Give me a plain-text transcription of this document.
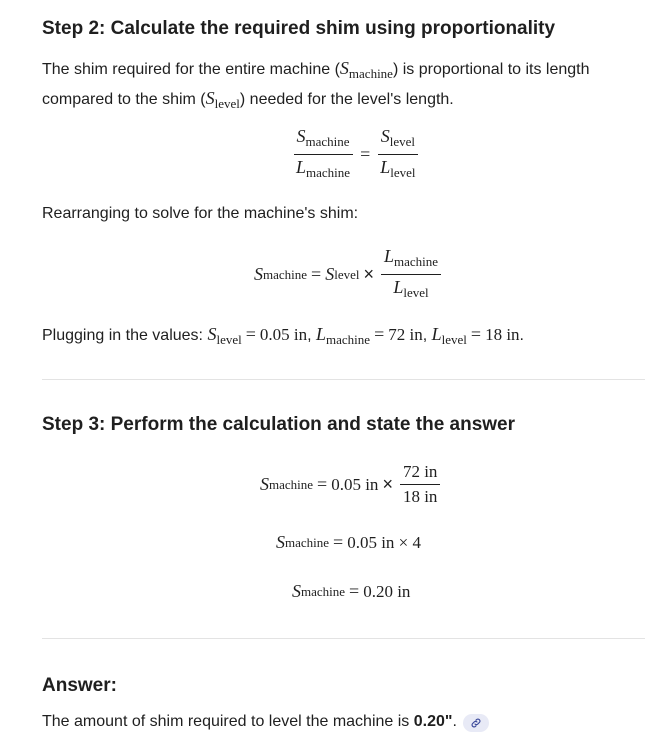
Step 2: Calculate the required shim using proportionality

The shim required for the entire machine $(S_{machine})$ is proportional to its length compared to the shim $(S_{level})$ needed for the level's length.

$\frac{S_{machine}}{L_{machine}} = \frac{S_{level}}{L_{level}}$

Rearranging to solve for the machine's shim:

S machine = S level × $\frac{L_{machine}}{L_{level}}$

Plugging in the values: $S_{level} = 0.05$ in, $L_{machine} = 72$ in, $L_{level} = 18$ in.

Step 3: Perform the calculation and state the answer
S machine = 0.05 in × $\frac{72 in}{18 in}$
S machine = 0.05 in × 4
S machine = 0.20 in
Answer:

The amount of shim required to level the machine is 0.20".
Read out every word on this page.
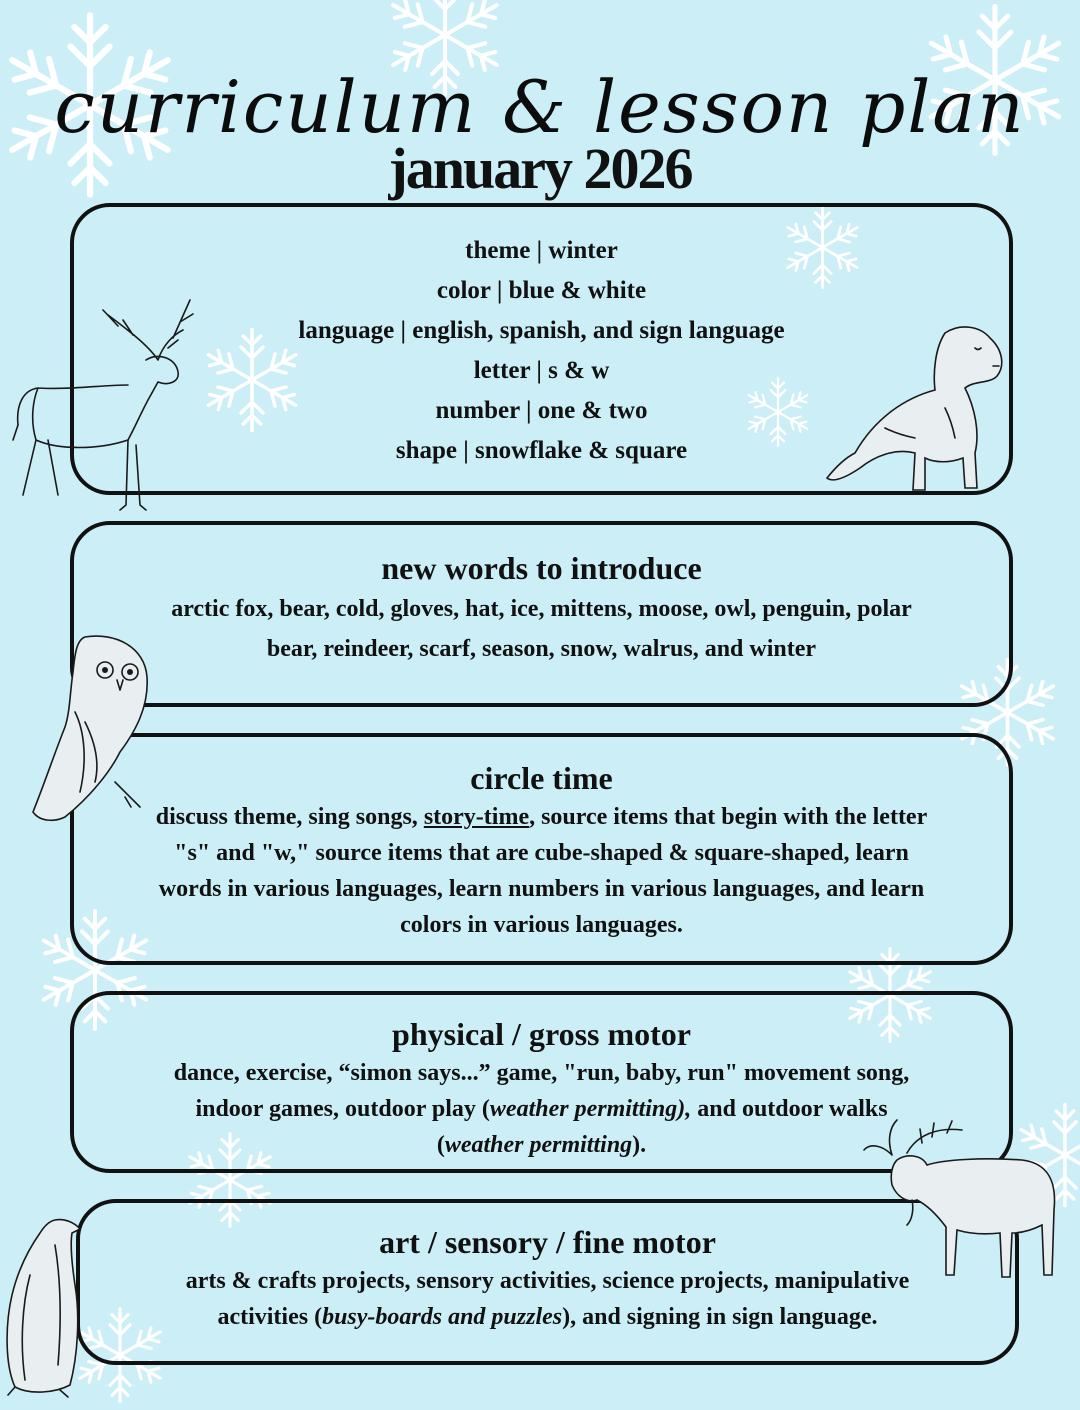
curriculum & lesson plan
january 2026
theme | winter
color | blue & white
language | english, spanish, and sign language
letter | s & w
number | one & two
shape | snowflake & square
new words to introduce
arctic fox, bear, cold, gloves, hat, ice, mittens, moose, owl, penguin, polar
bear, reindeer, scarf, season, snow, walrus, and winter
circle time
discuss theme, sing songs, story-time, source items that begin with the letter
"s" and "w," source items that are cube-shaped & square-shaped, learn
words in various languages, learn numbers in various languages, and learn
colors in various languages.
physical / gross motor
dance, exercise, “simon says...” game, "run, baby, run" movement song,
indoor games, outdoor play (weather permitting), and outdoor walks
(weather permitting).
art / sensory / fine motor
arts & crafts projects, sensory activities, science projects, manipulative
activities (busy-boards and puzzles), and signing in sign language.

Exercise instructions -
State the count of lines in the data holding the word "Step", adding nothing to it.

Written response -
2